Repeat all of the material below exactly as written, images excluded.

-- start --

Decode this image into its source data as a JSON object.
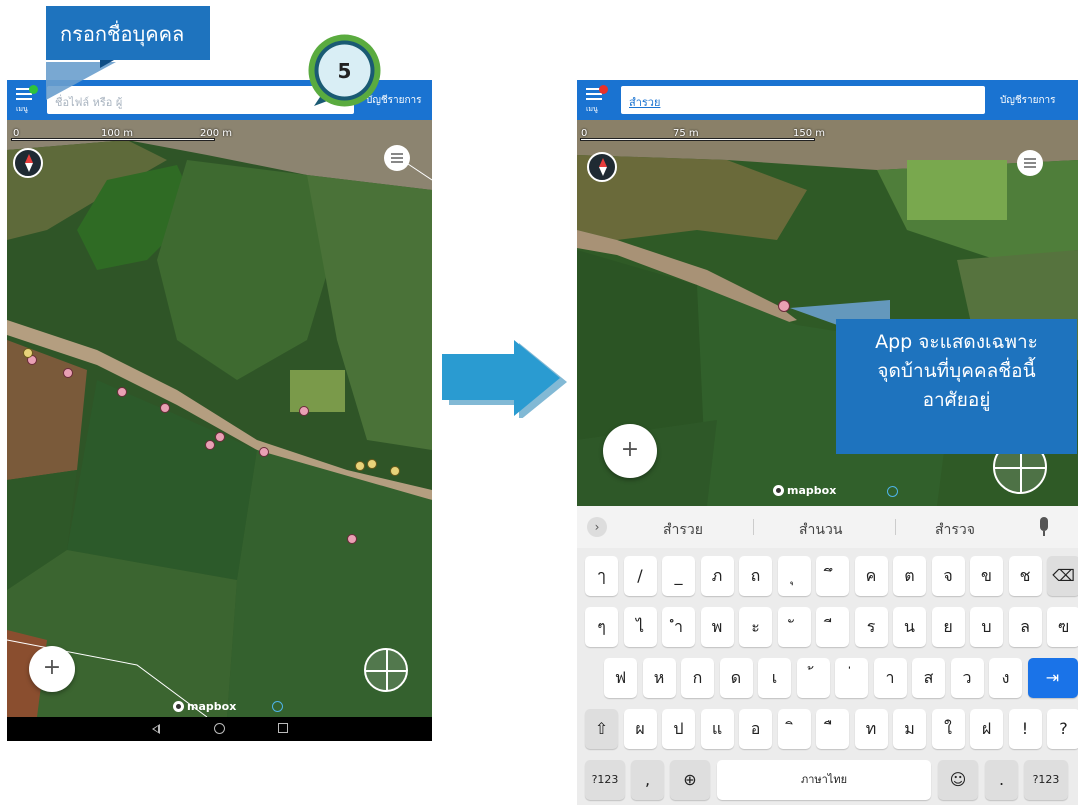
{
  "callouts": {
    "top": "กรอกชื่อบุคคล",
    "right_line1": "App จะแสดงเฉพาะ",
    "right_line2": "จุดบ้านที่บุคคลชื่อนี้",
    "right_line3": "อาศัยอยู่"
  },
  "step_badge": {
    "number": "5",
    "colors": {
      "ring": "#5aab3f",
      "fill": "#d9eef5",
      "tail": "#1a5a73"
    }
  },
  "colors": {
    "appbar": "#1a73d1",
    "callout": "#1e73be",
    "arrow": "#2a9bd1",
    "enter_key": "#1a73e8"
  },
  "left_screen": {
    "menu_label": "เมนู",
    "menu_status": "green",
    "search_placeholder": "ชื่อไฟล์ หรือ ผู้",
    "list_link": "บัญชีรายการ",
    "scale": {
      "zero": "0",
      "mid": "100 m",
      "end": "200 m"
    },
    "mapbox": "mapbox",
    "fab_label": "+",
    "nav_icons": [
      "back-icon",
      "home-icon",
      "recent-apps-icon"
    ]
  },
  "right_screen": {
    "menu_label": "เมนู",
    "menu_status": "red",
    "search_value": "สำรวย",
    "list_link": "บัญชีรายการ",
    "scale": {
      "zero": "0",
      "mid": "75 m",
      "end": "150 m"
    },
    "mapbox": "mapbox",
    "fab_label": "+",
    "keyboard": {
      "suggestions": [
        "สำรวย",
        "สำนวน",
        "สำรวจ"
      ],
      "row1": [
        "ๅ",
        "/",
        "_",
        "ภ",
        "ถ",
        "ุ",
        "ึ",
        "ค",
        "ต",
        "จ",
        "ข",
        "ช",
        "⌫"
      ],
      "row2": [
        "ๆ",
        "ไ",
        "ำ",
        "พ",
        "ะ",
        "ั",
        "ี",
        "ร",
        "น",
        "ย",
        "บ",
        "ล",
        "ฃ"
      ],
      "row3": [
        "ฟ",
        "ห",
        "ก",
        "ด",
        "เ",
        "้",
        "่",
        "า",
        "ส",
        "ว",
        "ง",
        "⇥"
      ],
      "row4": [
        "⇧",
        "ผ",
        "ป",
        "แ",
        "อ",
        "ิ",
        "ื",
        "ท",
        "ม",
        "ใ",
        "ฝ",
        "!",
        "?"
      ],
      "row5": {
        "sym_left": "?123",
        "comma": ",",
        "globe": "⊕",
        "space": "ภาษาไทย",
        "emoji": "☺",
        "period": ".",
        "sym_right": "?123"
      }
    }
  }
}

-- end --

REPLY
Decode this image into its source data as a JSON object.
{
  "callouts": {
    "top": "กรอกชื่อบุคคล",
    "right_line1": "App จะแสดงเฉพาะ",
    "right_line2": "จุดบ้านที่บุคคลชื่อนี้",
    "right_line3": "อาศัยอยู่"
  },
  "step_badge": {
    "number": "5",
    "colors": {
      "ring": "#5aab3f",
      "fill": "#d9eef5",
      "tail": "#1a5a73"
    }
  },
  "colors": {
    "appbar": "#1a73d1",
    "callout": "#1e73be",
    "arrow": "#2a9bd1",
    "enter_key": "#1a73e8"
  },
  "left_screen": {
    "menu_label": "เมนู",
    "menu_status": "green",
    "search_placeholder": "ชื่อไฟล์ หรือ ผู้",
    "list_link": "บัญชีรายการ",
    "scale": {
      "zero": "0",
      "mid": "100 m",
      "end": "200 m"
    },
    "mapbox": "mapbox",
    "fab_label": "+",
    "nav_icons": [
      "back-icon",
      "home-icon",
      "recent-apps-icon"
    ]
  },
  "right_screen": {
    "menu_label": "เมนู",
    "menu_status": "red",
    "search_value": "สำรวย",
    "list_link": "บัญชีรายการ",
    "scale": {
      "zero": "0",
      "mid": "75 m",
      "end": "150 m"
    },
    "mapbox": "mapbox",
    "fab_label": "+",
    "keyboard": {
      "suggestions": [
        "สำรวย",
        "สำนวน",
        "สำรวจ"
      ],
      "row1": [
        "ๅ",
        "/",
        "_",
        "ภ",
        "ถ",
        "ุ",
        "ึ",
        "ค",
        "ต",
        "จ",
        "ข",
        "ช",
        "⌫"
      ],
      "row2": [
        "ๆ",
        "ไ",
        "ำ",
        "พ",
        "ะ",
        "ั",
        "ี",
        "ร",
        "น",
        "ย",
        "บ",
        "ล",
        "ฃ"
      ],
      "row3": [
        "ฟ",
        "ห",
        "ก",
        "ด",
        "เ",
        "้",
        "่",
        "า",
        "ส",
        "ว",
        "ง",
        "⇥"
      ],
      "row4": [
        "⇧",
        "ผ",
        "ป",
        "แ",
        "อ",
        "ิ",
        "ื",
        "ท",
        "ม",
        "ใ",
        "ฝ",
        "!",
        "?"
      ],
      "row5": {
        "sym_left": "?123",
        "comma": ",",
        "globe": "⊕",
        "space": "ภาษาไทย",
        "emoji": "☺",
        "period": ".",
        "sym_right": "?123"
      }
    }
  }
}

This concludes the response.